(Collection entries)
--- start ---
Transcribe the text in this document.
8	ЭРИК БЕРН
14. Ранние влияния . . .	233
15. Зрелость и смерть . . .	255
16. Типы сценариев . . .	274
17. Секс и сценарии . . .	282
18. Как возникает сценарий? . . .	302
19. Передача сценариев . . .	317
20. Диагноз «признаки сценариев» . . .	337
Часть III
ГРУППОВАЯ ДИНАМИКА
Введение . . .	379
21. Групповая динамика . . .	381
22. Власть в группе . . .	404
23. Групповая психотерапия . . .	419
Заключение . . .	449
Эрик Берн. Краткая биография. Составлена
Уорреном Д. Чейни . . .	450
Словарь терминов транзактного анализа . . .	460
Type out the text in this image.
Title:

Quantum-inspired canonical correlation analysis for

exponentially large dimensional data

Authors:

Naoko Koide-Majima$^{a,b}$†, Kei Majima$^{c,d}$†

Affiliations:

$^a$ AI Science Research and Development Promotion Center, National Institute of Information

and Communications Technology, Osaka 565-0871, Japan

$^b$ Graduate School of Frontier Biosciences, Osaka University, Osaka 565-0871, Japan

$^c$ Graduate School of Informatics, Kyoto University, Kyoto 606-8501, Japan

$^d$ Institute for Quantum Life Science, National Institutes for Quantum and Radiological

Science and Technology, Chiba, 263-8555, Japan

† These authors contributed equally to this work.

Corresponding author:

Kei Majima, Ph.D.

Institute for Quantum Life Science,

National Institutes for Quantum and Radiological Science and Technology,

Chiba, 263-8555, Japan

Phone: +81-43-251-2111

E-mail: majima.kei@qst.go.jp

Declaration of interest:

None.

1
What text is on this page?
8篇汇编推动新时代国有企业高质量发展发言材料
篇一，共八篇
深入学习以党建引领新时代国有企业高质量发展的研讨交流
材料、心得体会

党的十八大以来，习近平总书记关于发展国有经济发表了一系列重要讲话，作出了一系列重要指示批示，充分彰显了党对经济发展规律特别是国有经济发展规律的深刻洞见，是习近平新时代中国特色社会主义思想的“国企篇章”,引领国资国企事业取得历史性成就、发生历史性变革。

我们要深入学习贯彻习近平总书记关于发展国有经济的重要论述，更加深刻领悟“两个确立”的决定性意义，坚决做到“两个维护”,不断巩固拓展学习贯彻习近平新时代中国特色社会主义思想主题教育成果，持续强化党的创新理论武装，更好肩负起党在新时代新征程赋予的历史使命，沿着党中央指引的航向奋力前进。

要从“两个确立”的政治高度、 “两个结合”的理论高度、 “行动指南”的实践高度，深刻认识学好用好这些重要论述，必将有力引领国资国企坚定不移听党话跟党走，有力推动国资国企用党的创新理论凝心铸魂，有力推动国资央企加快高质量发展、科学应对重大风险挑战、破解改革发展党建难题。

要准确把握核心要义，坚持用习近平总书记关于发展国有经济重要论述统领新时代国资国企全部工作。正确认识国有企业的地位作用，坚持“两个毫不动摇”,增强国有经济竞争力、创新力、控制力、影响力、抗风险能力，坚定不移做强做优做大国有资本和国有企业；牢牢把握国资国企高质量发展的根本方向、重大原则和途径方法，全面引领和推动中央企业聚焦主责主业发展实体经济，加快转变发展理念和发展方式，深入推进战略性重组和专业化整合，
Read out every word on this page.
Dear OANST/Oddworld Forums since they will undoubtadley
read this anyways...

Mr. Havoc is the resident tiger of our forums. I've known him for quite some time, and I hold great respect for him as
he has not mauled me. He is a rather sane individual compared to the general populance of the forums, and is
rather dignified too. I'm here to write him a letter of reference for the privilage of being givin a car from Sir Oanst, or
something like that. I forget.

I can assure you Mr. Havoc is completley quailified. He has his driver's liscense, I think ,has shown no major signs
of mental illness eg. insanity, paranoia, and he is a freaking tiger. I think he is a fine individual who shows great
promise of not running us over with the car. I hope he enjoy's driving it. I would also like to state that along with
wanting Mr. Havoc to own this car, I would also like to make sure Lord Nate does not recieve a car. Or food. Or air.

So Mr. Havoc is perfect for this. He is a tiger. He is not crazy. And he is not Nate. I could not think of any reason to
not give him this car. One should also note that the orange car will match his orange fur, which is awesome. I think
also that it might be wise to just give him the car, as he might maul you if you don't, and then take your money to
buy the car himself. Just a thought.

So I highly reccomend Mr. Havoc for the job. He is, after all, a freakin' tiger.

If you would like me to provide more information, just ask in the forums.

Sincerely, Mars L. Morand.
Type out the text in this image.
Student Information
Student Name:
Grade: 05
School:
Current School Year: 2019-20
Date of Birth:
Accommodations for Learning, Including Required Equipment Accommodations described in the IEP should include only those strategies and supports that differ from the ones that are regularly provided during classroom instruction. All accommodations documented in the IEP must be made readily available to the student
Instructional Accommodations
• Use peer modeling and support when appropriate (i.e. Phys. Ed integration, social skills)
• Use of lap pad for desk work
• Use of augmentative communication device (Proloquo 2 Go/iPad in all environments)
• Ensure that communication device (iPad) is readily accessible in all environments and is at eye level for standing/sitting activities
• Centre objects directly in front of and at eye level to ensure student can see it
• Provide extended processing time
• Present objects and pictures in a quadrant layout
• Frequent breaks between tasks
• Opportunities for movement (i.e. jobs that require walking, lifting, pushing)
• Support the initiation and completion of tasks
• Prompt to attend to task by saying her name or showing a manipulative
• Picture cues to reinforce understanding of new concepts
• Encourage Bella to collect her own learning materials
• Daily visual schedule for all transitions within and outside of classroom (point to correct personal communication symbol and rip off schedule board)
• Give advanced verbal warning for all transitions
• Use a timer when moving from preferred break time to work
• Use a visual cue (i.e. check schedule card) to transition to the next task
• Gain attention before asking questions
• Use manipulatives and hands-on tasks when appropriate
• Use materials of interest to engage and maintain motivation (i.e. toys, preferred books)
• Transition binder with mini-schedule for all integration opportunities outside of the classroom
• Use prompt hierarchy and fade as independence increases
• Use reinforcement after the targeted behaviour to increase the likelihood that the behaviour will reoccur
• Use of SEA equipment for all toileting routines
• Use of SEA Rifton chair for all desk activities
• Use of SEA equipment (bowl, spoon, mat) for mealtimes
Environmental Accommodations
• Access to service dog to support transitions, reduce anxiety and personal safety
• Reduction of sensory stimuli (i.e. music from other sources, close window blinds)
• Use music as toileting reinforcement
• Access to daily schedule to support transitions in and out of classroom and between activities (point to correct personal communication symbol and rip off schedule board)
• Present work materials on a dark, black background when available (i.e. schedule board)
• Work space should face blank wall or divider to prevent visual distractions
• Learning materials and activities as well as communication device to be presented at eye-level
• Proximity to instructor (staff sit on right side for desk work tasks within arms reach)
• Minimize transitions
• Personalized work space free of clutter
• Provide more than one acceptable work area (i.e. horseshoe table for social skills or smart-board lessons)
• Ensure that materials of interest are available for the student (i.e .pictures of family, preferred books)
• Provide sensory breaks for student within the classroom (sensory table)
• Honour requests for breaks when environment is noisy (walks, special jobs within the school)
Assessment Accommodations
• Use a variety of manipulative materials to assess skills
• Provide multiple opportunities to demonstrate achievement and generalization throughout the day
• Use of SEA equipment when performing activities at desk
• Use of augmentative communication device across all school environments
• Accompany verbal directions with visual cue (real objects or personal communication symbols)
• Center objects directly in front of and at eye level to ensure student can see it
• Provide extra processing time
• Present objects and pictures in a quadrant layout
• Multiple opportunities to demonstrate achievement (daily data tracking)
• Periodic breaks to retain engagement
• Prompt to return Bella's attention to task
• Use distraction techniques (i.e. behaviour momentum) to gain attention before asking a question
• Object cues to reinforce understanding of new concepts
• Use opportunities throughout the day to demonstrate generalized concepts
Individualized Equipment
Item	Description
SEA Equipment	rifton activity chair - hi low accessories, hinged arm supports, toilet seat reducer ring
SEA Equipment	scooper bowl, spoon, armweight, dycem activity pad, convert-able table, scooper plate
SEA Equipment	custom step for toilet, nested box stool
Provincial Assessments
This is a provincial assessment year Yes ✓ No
--- end ---
* **Instructions to follow**: Filter the listing above by the word "Japan"; copy each line that passes.

* **Output for this task**:
and Communications Technology, Osaka 565-0871, Japan
$^b$ Graduate School of Frontier Biosciences, Osaka University, Osaka 565-0871, Japan
$^c$ Graduate School of Informatics, Kyoto University, Kyoto 606-8501, Japan
Science and Technology, Chiba, 263-8555, Japan
Chiba, 263-8555, Japan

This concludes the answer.